▽

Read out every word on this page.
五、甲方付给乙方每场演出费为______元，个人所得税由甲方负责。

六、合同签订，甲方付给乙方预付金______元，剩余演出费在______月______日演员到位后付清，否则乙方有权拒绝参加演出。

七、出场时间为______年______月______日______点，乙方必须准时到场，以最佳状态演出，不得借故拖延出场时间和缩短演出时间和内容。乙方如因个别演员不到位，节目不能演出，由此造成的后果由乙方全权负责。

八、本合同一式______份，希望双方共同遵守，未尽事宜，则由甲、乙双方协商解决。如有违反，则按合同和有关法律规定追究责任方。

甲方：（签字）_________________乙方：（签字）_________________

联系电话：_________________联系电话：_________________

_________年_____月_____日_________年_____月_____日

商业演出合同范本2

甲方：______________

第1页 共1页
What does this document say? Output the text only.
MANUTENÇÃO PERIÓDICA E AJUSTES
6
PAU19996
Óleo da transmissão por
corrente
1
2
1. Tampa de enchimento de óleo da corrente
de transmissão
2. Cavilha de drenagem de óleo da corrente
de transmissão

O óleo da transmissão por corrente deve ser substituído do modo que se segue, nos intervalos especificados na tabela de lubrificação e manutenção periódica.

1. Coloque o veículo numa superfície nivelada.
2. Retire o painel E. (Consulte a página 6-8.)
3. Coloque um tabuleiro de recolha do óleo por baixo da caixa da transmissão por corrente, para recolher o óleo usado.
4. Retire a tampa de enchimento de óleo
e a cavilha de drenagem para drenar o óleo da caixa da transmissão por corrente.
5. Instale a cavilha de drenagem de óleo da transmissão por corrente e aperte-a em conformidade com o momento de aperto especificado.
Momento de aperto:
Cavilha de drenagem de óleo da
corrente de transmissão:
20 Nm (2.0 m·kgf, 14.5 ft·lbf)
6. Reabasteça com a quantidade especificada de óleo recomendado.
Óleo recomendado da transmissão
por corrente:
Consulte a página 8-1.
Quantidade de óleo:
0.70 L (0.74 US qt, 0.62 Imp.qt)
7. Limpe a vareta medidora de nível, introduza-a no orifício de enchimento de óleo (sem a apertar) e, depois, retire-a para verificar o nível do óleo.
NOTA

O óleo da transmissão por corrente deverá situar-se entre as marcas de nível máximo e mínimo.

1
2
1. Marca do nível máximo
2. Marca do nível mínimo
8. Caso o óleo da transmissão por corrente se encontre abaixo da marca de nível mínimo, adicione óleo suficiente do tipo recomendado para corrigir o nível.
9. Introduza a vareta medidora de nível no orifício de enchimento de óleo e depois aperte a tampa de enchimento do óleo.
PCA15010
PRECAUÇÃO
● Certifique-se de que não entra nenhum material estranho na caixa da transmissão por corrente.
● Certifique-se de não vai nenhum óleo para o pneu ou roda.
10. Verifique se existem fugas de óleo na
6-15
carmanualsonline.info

△

Tally up how many lines in the preceding listing contain the word "nenhum". Give nothing but the number.

2